→ **PROVIDED RECORDS**:
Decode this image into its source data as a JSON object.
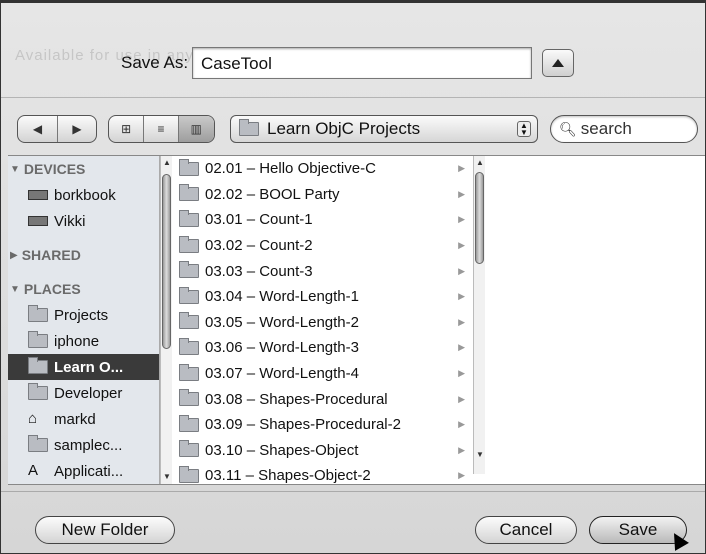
{
  "dialog": {
    "ghost_text": "Available for use in any project",
    "save_as_label": "Save As:",
    "save_as_value": "CaseTool"
  },
  "toolbar": {
    "back_glyph": "◀",
    "forward_glyph": "▶",
    "view_icon_glyph": "⊞",
    "view_list_glyph": "≡",
    "view_column_glyph": "▥",
    "location": "Learn ObjC Projects",
    "search_placeholder": "search"
  },
  "sidebar": {
    "sections": [
      {
        "title": "DEVICES",
        "expanded": true,
        "items": [
          {
            "label": "borkbook",
            "icon": "laptop-icon"
          },
          {
            "label": "Vikki",
            "icon": "drive-icon"
          }
        ]
      },
      {
        "title": "SHARED",
        "expanded": false,
        "items": []
      },
      {
        "title": "PLACES",
        "expanded": true,
        "items": [
          {
            "label": "Projects",
            "icon": "folder-icon"
          },
          {
            "label": "iphone",
            "icon": "folder-icon"
          },
          {
            "label": "Learn O...",
            "icon": "folder-icon",
            "selected": true
          },
          {
            "label": "Developer",
            "icon": "folder-icon"
          },
          {
            "label": "markd",
            "icon": "house-icon"
          },
          {
            "label": "samplec...",
            "icon": "folder-icon"
          },
          {
            "label": "Applicati...",
            "icon": "applications-icon"
          }
        ]
      }
    ]
  },
  "files": [
    "02.01 – Hello Objective-C",
    "02.02 – BOOL Party",
    "03.01 – Count-1",
    "03.02 – Count-2",
    "03.03 – Count-3",
    "03.04 – Word-Length-1",
    "03.05 – Word-Length-2",
    "03.06 – Word-Length-3",
    "03.07 – Word-Length-4",
    "03.08 – Shapes-Procedural",
    "03.09 – Shapes-Procedural-2",
    "03.10 – Shapes-Object",
    "03.11 – Shapes-Object-2"
  ],
  "buttons": {
    "new_folder": "New Folder",
    "cancel": "Cancel",
    "save": "Save"
  }
}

→ **THE TASK**: From the material above, copy everything exactly but the pictures.

→ **RESULT OF THE EXERCISE**:
Decode this image into its source data as a JSON object.
{
  "dialog": {
    "ghost_text": "Available for use in any project",
    "save_as_label": "Save As:",
    "save_as_value": "CaseTool"
  },
  "toolbar": {
    "back_glyph": "◀",
    "forward_glyph": "▶",
    "view_icon_glyph": "⊞",
    "view_list_glyph": "≡",
    "view_column_glyph": "▥",
    "location": "Learn ObjC Projects",
    "search_placeholder": "search"
  },
  "sidebar": {
    "sections": [
      {
        "title": "DEVICES",
        "expanded": true,
        "items": [
          {
            "label": "borkbook",
            "icon": "laptop-icon"
          },
          {
            "label": "Vikki",
            "icon": "drive-icon"
          }
        ]
      },
      {
        "title": "SHARED",
        "expanded": false,
        "items": []
      },
      {
        "title": "PLACES",
        "expanded": true,
        "items": [
          {
            "label": "Projects",
            "icon": "folder-icon"
          },
          {
            "label": "iphone",
            "icon": "folder-icon"
          },
          {
            "label": "Learn O...",
            "icon": "folder-icon",
            "selected": true
          },
          {
            "label": "Developer",
            "icon": "folder-icon"
          },
          {
            "label": "markd",
            "icon": "house-icon"
          },
          {
            "label": "samplec...",
            "icon": "folder-icon"
          },
          {
            "label": "Applicati...",
            "icon": "applications-icon"
          }
        ]
      }
    ]
  },
  "files": [
    "02.01 – Hello Objective-C",
    "02.02 – BOOL Party",
    "03.01 – Count-1",
    "03.02 – Count-2",
    "03.03 – Count-3",
    "03.04 – Word-Length-1",
    "03.05 – Word-Length-2",
    "03.06 – Word-Length-3",
    "03.07 – Word-Length-4",
    "03.08 – Shapes-Procedural",
    "03.09 – Shapes-Procedural-2",
    "03.10 – Shapes-Object",
    "03.11 – Shapes-Object-2"
  ],
  "buttons": {
    "new_folder": "New Folder",
    "cancel": "Cancel",
    "save": "Save"
  }
}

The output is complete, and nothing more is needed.